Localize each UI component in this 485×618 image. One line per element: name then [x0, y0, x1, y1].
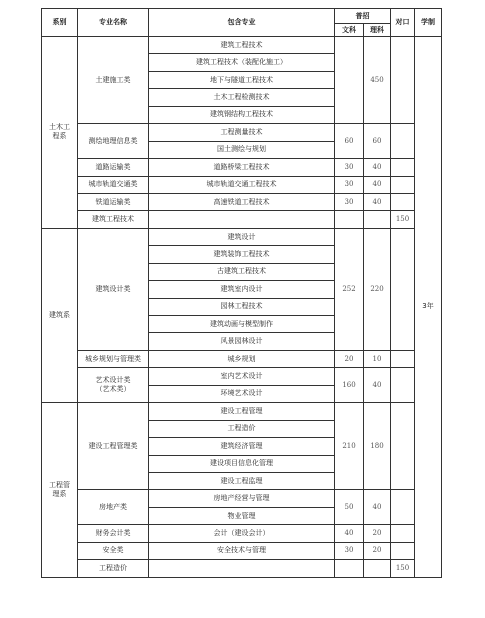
arts-quota-cell: 40 [335, 525, 364, 542]
science-quota-cell: 40 [364, 176, 391, 193]
arts-quota-cell: 210 [335, 403, 364, 490]
table-row [42, 124, 442, 141]
major-group-cell: 建筑设计类 [78, 228, 149, 350]
header-enrollment: 普招 [335, 9, 391, 24]
included-major-cell: 建设工程管理 [149, 403, 335, 420]
major-group-cell: 房地产类 [78, 490, 149, 525]
header-major-name: 专业名称 [78, 9, 149, 37]
table-row [42, 350, 442, 367]
table-row [42, 228, 442, 245]
table-row [42, 368, 442, 385]
science-quota-cell: 220 [364, 228, 391, 350]
included-major-cell: 建筑设计 [149, 228, 335, 245]
science-quota-cell: 40 [364, 368, 391, 403]
arts-quota-cell [335, 560, 364, 577]
major-group-cell: 铁道运输类 [78, 193, 149, 210]
included-major-cell: 古建筑工程技术 [149, 263, 335, 280]
included-major-cell [149, 211, 335, 228]
science-quota-cell: 180 [364, 403, 391, 490]
included-major-cell: 环境艺术设计 [149, 385, 335, 402]
department-cell: 建筑系 [42, 228, 78, 402]
arts-quota-cell: 60 [335, 124, 364, 159]
included-major-cell: 城市轨道交通工程技术 [149, 176, 335, 193]
science-quota-cell: 60 [364, 124, 391, 159]
arts-quota-cell [335, 211, 364, 228]
included-major-cell: 建筑钢结构工程技术 [149, 106, 335, 123]
included-major-cell: 工程造价 [149, 420, 335, 437]
included-major-cell [149, 560, 335, 577]
vocational-quota-cell [391, 403, 415, 490]
science-quota-cell: 20 [364, 525, 391, 542]
science-quota-cell [364, 211, 391, 228]
included-major-cell: 房地产经营与管理 [149, 490, 335, 507]
included-major-cell: 建筑动画与模型制作 [149, 316, 335, 333]
vocational-quota-cell [391, 368, 415, 403]
table-row [42, 211, 442, 228]
included-major-cell: 建筑装饰工程技术 [149, 246, 335, 263]
arts-quota-cell [335, 37, 364, 124]
included-major-cell: 风景园林设计 [149, 333, 335, 350]
science-quota-cell: 10 [364, 350, 391, 367]
table-row [42, 403, 442, 420]
table-row [42, 37, 442, 54]
vocational-quota-cell: 150 [391, 560, 415, 577]
header-duration: 学制 [415, 9, 442, 37]
included-major-cell: 园林工程技术 [149, 298, 335, 315]
header-vocational: 对口 [391, 9, 415, 37]
included-major-cell: 地下与隧道工程技术 [149, 71, 335, 88]
included-major-cell: 建设工程监理 [149, 472, 335, 489]
included-major-cell: 安全技术与管理 [149, 542, 335, 559]
major-group-cell: 艺术设计类 （艺术类） [78, 368, 149, 403]
arts-quota-cell: 30 [335, 176, 364, 193]
department-cell: 工程管理系 [42, 403, 78, 577]
included-major-cell: 高速铁道工程技术 [149, 193, 335, 210]
major-group-cell: 工程造价 [78, 560, 149, 577]
table-row [42, 490, 442, 507]
vocational-quota-cell [391, 176, 415, 193]
vocational-quota-cell [391, 124, 415, 159]
included-major-cell: 建筑室内设计 [149, 281, 335, 298]
major-group-cell: 财务会计类 [78, 525, 149, 542]
major-group-cell: 城乡规划与管理类 [78, 350, 149, 367]
science-quota-cell: 20 [364, 542, 391, 559]
vocational-quota-cell [391, 525, 415, 542]
duration-cell: 3年 [415, 37, 442, 578]
included-major-cell: 建设项目信息化管理 [149, 455, 335, 472]
vocational-quota-cell [391, 542, 415, 559]
vocational-quota-cell [391, 37, 415, 124]
science-quota-cell [364, 560, 391, 577]
included-major-cell: 建筑工程技术 [149, 37, 335, 54]
arts-quota-cell: 252 [335, 228, 364, 350]
major-group-cell: 土建施工类 [78, 37, 149, 124]
included-major-cell: 物业管理 [149, 507, 335, 524]
table-row [42, 193, 442, 210]
included-major-cell: 建筑经济管理 [149, 438, 335, 455]
header-department: 系别 [42, 9, 78, 37]
header-arts: 文科 [335, 24, 364, 37]
included-major-cell: 建筑工程技术（装配化施工） [149, 54, 335, 71]
science-quota-cell: 450 [364, 37, 391, 124]
vocational-quota-cell [391, 350, 415, 367]
included-major-cell: 道路桥梁工程技术 [149, 159, 335, 176]
science-quota-cell: 40 [364, 193, 391, 210]
enrollment-table [41, 8, 442, 578]
vocational-quota-cell [391, 490, 415, 525]
science-quota-cell: 40 [364, 159, 391, 176]
included-major-cell: 城乡规划 [149, 350, 335, 367]
arts-quota-cell: 30 [335, 159, 364, 176]
arts-quota-cell: 30 [335, 542, 364, 559]
arts-quota-cell: 30 [335, 193, 364, 210]
science-quota-cell: 40 [364, 490, 391, 525]
major-group-cell: 测绘地理信息类 [78, 124, 149, 159]
major-group-cell: 建设工程管理类 [78, 403, 149, 490]
header-science: 理科 [364, 24, 391, 37]
included-major-cell: 土木工程检测技术 [149, 89, 335, 106]
vocational-quota-cell [391, 159, 415, 176]
vocational-quota-cell [391, 193, 415, 210]
table-body [42, 37, 442, 578]
major-group-cell: 道路运输类 [78, 159, 149, 176]
header-includes: 包含专业 [149, 9, 335, 37]
header-row-top [42, 9, 442, 24]
included-major-cell: 国土测绘与规划 [149, 141, 335, 158]
vocational-quota-cell: 150 [391, 211, 415, 228]
major-group-cell: 建筑工程技术 [78, 211, 149, 228]
table-row [42, 542, 442, 559]
included-major-cell: 工程测量技术 [149, 124, 335, 141]
department-cell: 土木工程系 [42, 37, 78, 229]
table-row [42, 525, 442, 542]
arts-quota-cell: 50 [335, 490, 364, 525]
arts-quota-cell: 160 [335, 368, 364, 403]
vocational-quota-cell [391, 228, 415, 350]
major-group-cell: 安全类 [78, 542, 149, 559]
arts-quota-cell: 20 [335, 350, 364, 367]
included-major-cell: 室内艺术设计 [149, 368, 335, 385]
table-row [42, 176, 442, 193]
included-major-cell: 会计（建设会计） [149, 525, 335, 542]
table-row [42, 560, 442, 577]
table-row [42, 159, 442, 176]
major-group-cell: 城市轨道交通类 [78, 176, 149, 193]
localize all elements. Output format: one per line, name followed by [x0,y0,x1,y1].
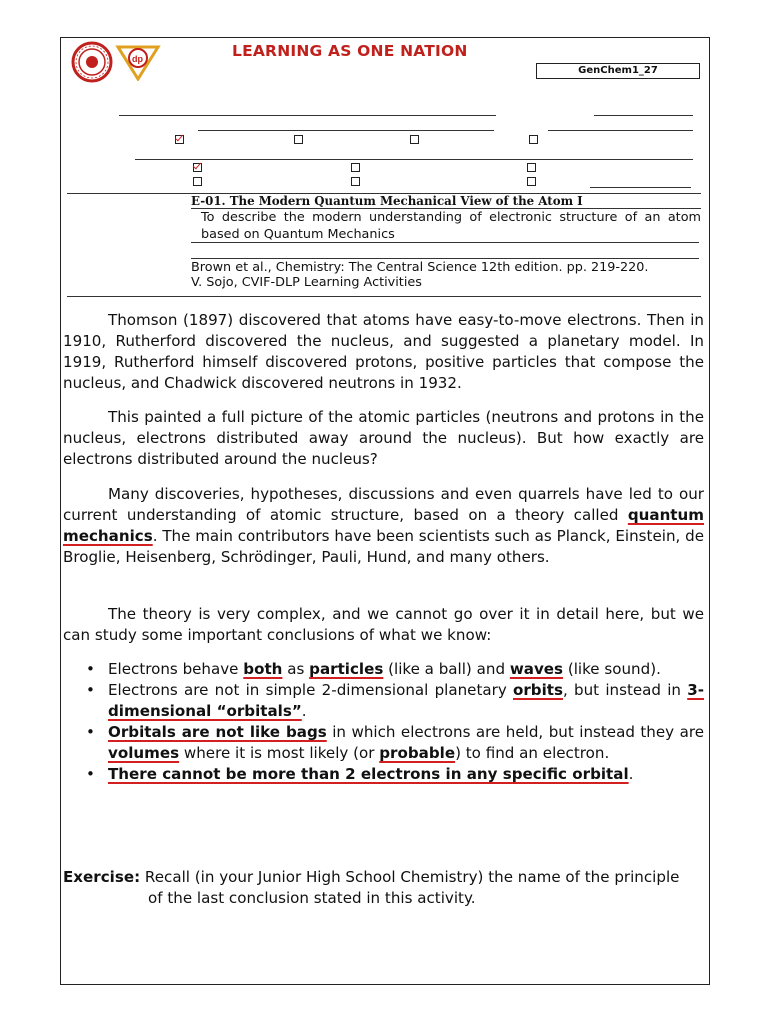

- _WORK REQUIRED_: Identify each line in the data above that contains the string "工程造价", and copy every such line in full.

- _FULL RESPONSE_:
included-major-cell: 工程造价 [149, 420, 335, 437]
major-group-cell: 工程造价 [78, 560, 149, 577]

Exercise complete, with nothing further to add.